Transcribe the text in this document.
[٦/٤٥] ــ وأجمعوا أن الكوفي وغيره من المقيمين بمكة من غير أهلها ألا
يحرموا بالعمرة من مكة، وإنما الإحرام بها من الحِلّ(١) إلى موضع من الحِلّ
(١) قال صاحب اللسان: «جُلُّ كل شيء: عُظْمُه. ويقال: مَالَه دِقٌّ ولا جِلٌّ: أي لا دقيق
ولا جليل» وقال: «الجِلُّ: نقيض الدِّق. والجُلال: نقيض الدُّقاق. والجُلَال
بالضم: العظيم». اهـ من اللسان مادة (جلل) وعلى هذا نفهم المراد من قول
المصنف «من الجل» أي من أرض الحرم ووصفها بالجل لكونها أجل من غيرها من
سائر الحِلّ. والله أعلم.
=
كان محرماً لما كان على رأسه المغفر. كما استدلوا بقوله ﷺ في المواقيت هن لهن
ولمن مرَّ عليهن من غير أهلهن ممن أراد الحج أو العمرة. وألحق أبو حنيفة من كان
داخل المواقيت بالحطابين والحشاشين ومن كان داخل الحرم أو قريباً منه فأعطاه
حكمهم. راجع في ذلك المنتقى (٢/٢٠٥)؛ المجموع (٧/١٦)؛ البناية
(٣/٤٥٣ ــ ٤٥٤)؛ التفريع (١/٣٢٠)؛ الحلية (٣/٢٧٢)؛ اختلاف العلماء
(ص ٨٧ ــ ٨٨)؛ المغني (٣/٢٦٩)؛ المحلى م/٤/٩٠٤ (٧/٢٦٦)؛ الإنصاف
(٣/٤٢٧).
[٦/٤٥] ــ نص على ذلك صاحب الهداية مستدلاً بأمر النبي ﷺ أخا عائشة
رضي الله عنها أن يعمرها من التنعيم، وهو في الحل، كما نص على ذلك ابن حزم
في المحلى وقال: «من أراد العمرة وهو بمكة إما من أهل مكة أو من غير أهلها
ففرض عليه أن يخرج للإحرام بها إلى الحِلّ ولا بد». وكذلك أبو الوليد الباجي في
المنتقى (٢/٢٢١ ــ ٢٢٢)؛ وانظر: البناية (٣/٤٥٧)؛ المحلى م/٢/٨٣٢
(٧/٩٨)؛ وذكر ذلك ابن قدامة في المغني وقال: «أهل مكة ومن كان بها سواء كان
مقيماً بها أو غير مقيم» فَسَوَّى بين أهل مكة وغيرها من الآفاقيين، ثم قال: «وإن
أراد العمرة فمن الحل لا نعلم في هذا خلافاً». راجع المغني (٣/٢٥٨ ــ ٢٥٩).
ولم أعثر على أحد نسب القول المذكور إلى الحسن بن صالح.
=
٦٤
=====
● **REQUIRED TASK**
Look through the records above and report how many lines hold the word "راجع", giving only the number.

● **RESULT OF THIS TASK**
2